> **Task instructions**: Only the pictures are omitted; repeat all other data exactly.

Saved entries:
--- --- ---

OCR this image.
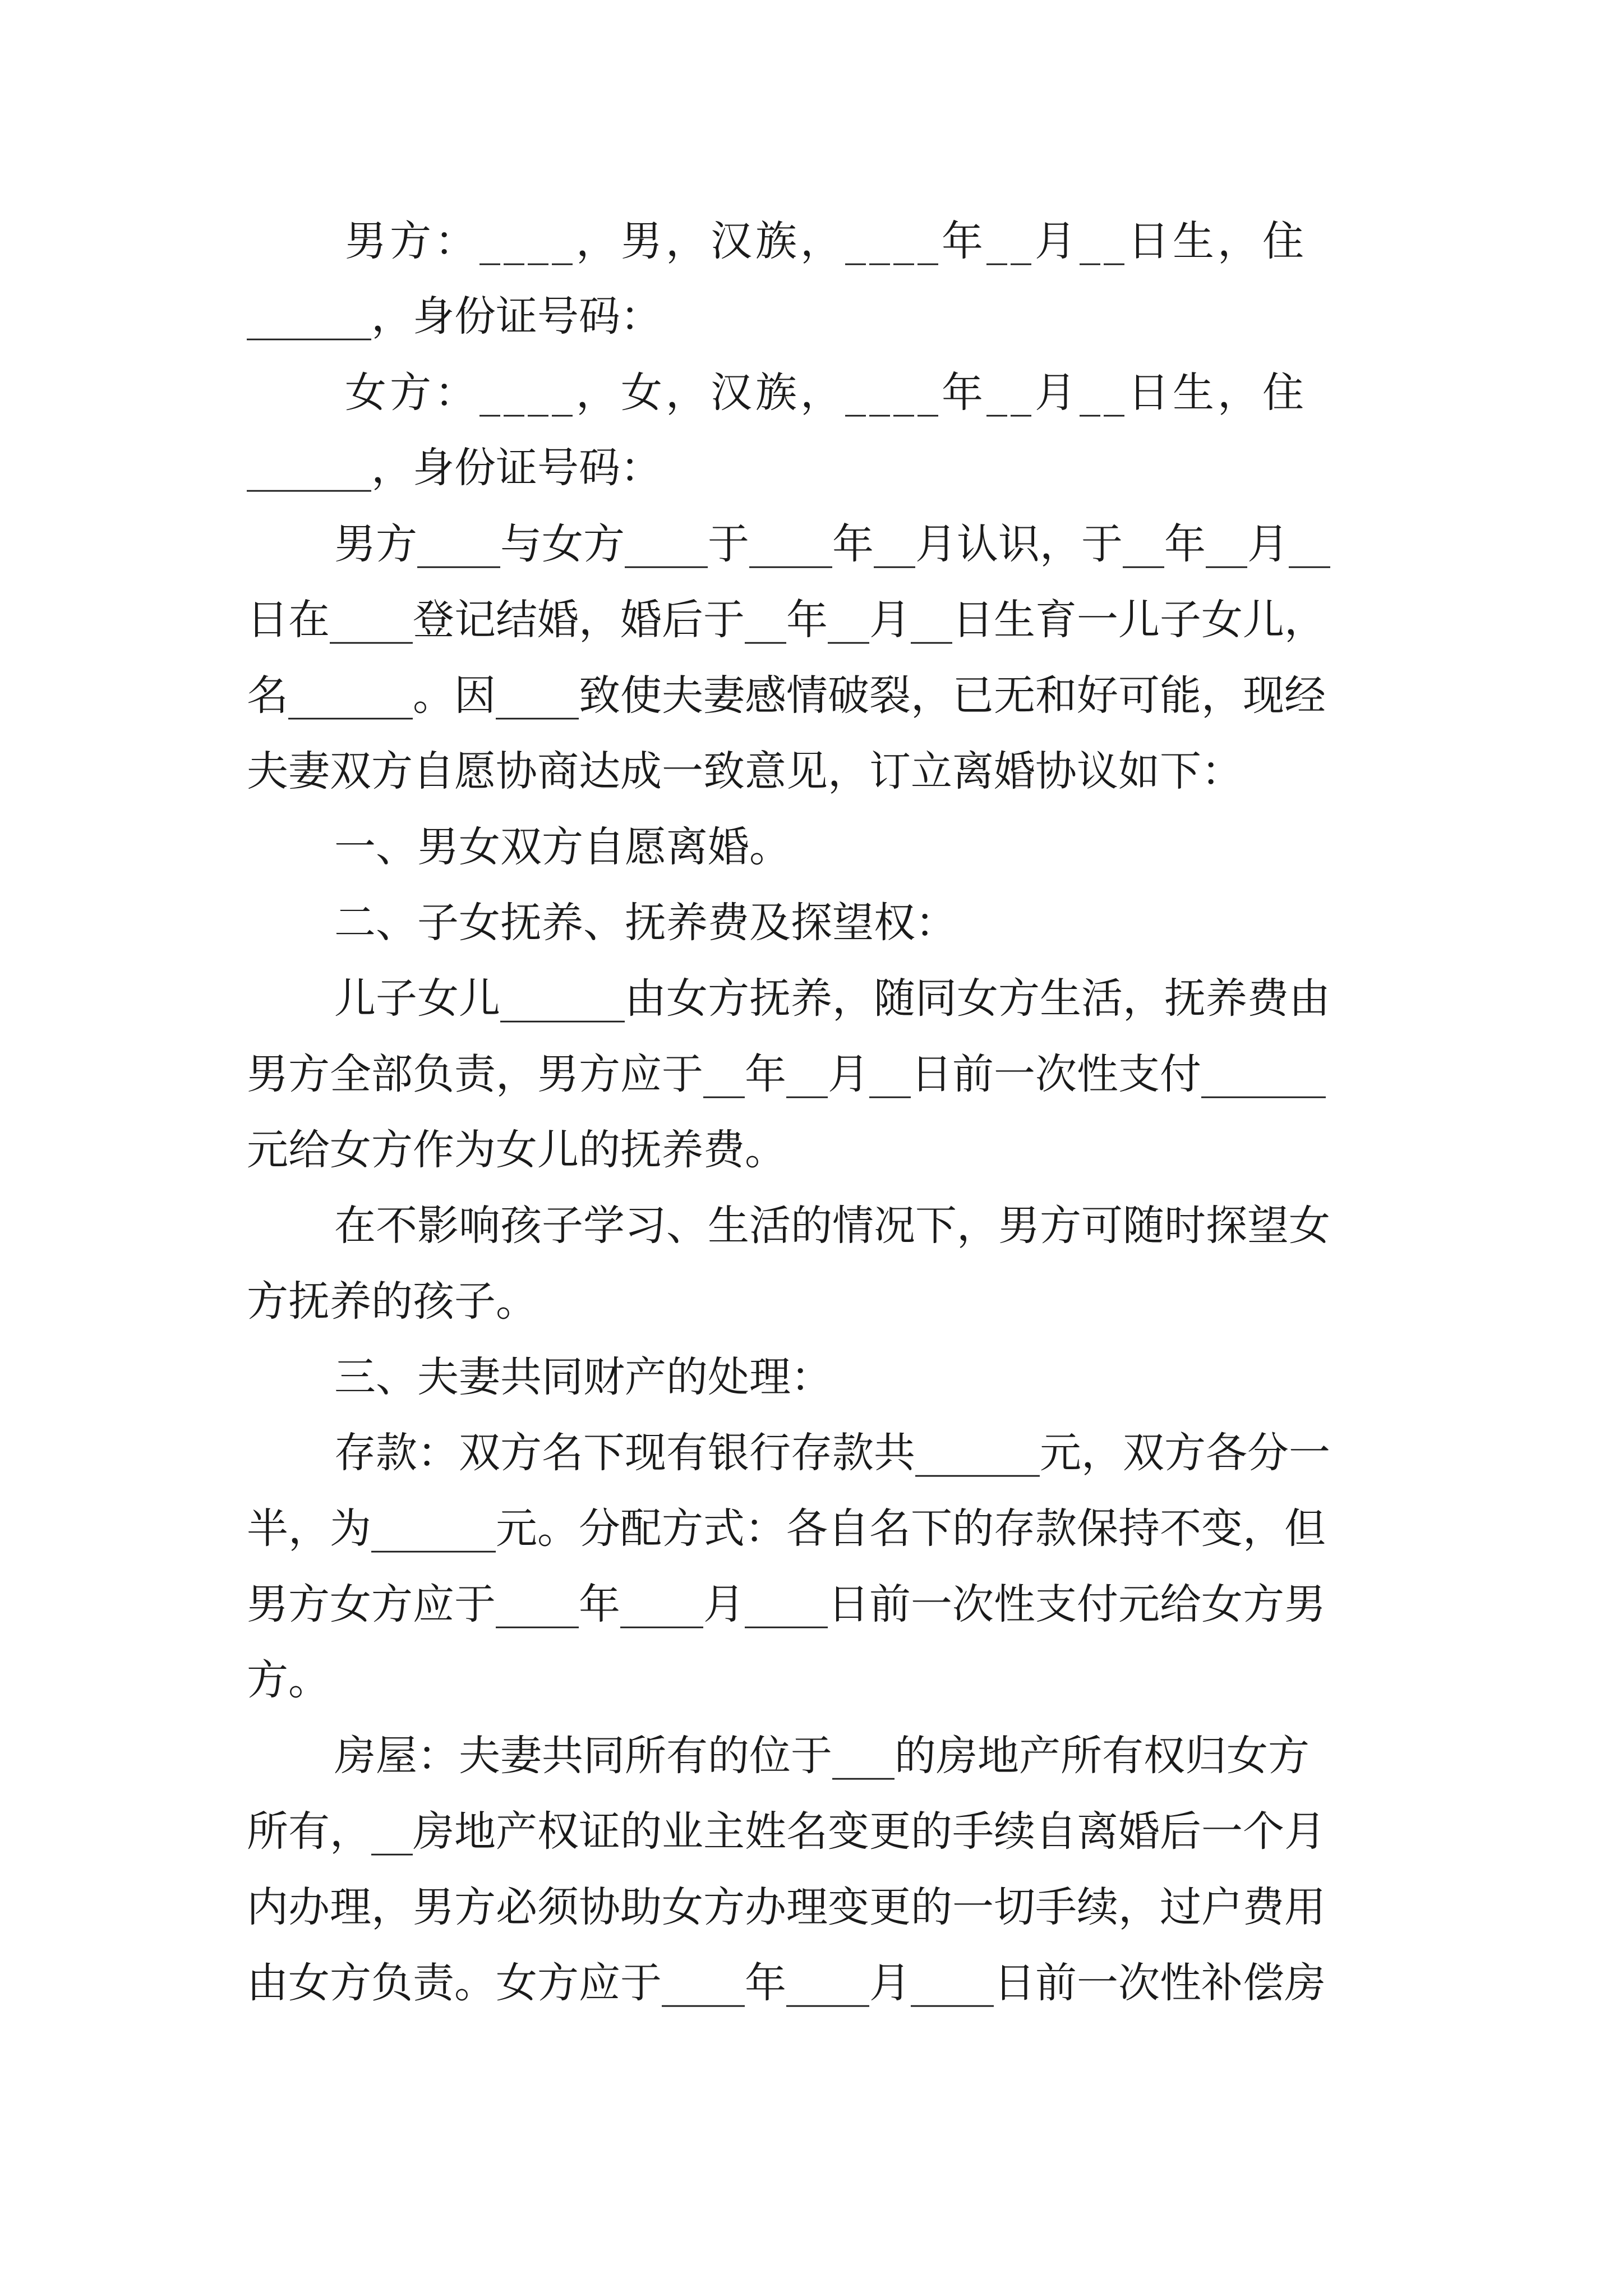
男方：____，男，汉族，____年__月__日生，住
______，身份证号码：
女方：____，女，汉族，____年__月__日生，住
______，身份证号码：
男方____与女方____于____年__月认识，于__年__月__
日在____登记结婚，婚后于__年__月__日生育一儿子女儿，
名______。因____致使夫妻感情破裂，已无和好可能，现经
夫妻双方自愿协商达成一致意见，订立离婚协议如下：
一、男女双方自愿离婚。
二、子女抚养、抚养费及探望权：
儿子女儿______由女方抚养，随同女方生活，抚养费由
男方全部负责，男方应于__年__月__日前一次性支付______
元给女方作为女儿的抚养费。
在不影响孩子学习、生活的情况下，男方可随时探望女
方抚养的孩子。
三、夫妻共同财产的处理：
存款：双方名下现有银行存款共______元，双方各分一
半，为______元。分配方式：各自名下的存款保持不变，但
男方女方应于____年____月____日前一次性支付元给女方男
方。
房屋：夫妻共同所有的位于___的房地产所有权归女方
所有，__房地产权证的业主姓名变更的手续自离婚后一个月
内办理，男方必须协助女方办理变更的一切手续，过户费用
由女方负责。女方应于____年____月____日前一次性补偿房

--- --- ---

> **Answer to the problem**:
OCR this image.
男方：____，男，汉族，____年__月__日生，住
______，身份证号码：
女方：____，女，汉族，____年__月__日生，住
______，身份证号码：
男方____与女方____于____年__月认识，于__年__月__
日在____登记结婚，婚后于__年__月__日生育一儿子女儿，
名______。因____致使夫妻感情破裂，已无和好可能，现经
夫妻双方自愿协商达成一致意见，订立离婚协议如下：
一、男女双方自愿离婚。
二、子女抚养、抚养费及探望权：
儿子女儿______由女方抚养，随同女方生活，抚养费由
男方全部负责，男方应于__年__月__日前一次性支付______
元给女方作为女儿的抚养费。
在不影响孩子学习、生活的情况下，男方可随时探望女
方抚养的孩子。
三、夫妻共同财产的处理：
存款：双方名下现有银行存款共______元，双方各分一
半，为______元。分配方式：各自名下的存款保持不变，但
男方女方应于____年____月____日前一次性支付元给女方男
方。
房屋：夫妻共同所有的位于___的房地产所有权归女方
所有，__房地产权证的业主姓名变更的手续自离婚后一个月
内办理，男方必须协助女方办理变更的一切手续，过户费用
由女方负责。女方应于____年____月____日前一次性补偿房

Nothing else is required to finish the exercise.